> Material shown
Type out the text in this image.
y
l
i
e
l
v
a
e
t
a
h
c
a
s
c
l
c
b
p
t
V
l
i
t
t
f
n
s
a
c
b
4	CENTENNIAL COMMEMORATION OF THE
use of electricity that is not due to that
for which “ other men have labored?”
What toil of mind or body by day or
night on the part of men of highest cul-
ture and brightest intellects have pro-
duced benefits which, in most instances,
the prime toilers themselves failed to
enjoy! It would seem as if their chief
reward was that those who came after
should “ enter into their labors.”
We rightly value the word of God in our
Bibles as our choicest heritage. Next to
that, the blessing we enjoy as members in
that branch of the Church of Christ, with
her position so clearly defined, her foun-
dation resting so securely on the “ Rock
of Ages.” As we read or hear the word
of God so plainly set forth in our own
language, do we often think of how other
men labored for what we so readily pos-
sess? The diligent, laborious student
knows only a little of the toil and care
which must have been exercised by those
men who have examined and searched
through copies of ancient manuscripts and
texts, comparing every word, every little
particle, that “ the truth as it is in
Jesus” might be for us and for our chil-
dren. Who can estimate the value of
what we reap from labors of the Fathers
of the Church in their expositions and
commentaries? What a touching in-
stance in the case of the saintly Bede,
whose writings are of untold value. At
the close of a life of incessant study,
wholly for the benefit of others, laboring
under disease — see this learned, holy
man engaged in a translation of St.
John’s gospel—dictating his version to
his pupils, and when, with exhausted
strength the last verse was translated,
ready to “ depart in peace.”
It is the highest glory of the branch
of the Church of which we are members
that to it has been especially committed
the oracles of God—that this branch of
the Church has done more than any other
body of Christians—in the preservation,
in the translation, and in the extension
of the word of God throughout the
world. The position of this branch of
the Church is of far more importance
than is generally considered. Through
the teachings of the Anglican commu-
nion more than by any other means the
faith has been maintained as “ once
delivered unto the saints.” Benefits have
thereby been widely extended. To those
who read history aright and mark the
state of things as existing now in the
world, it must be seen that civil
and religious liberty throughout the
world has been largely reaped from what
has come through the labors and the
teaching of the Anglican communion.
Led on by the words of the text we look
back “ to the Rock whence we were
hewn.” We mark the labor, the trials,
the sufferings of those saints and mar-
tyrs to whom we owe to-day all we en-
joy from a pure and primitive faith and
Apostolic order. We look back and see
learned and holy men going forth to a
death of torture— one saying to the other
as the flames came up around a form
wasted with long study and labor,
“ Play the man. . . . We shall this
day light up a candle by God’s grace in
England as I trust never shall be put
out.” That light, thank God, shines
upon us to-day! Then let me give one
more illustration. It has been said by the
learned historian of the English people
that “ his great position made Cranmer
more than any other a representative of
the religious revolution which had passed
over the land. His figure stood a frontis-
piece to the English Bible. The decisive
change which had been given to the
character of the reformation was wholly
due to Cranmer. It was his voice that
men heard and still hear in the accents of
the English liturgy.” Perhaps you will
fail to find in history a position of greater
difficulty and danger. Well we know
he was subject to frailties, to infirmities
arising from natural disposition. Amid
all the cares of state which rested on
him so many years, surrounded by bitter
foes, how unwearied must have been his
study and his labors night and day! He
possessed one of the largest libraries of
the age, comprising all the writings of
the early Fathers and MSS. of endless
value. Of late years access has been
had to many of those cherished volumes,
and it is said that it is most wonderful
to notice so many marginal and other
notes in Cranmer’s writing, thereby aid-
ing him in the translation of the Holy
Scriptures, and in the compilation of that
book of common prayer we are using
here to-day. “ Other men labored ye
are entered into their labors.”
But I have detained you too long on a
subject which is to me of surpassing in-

> Given problem
Look through the data above. Find each line with the string "Cranmer" and copy it.

> Finished exercise
that “ his great position made Cranmer
due to Cranmer. It was his voice that
notes in Cranmer’s writing, thereby aid-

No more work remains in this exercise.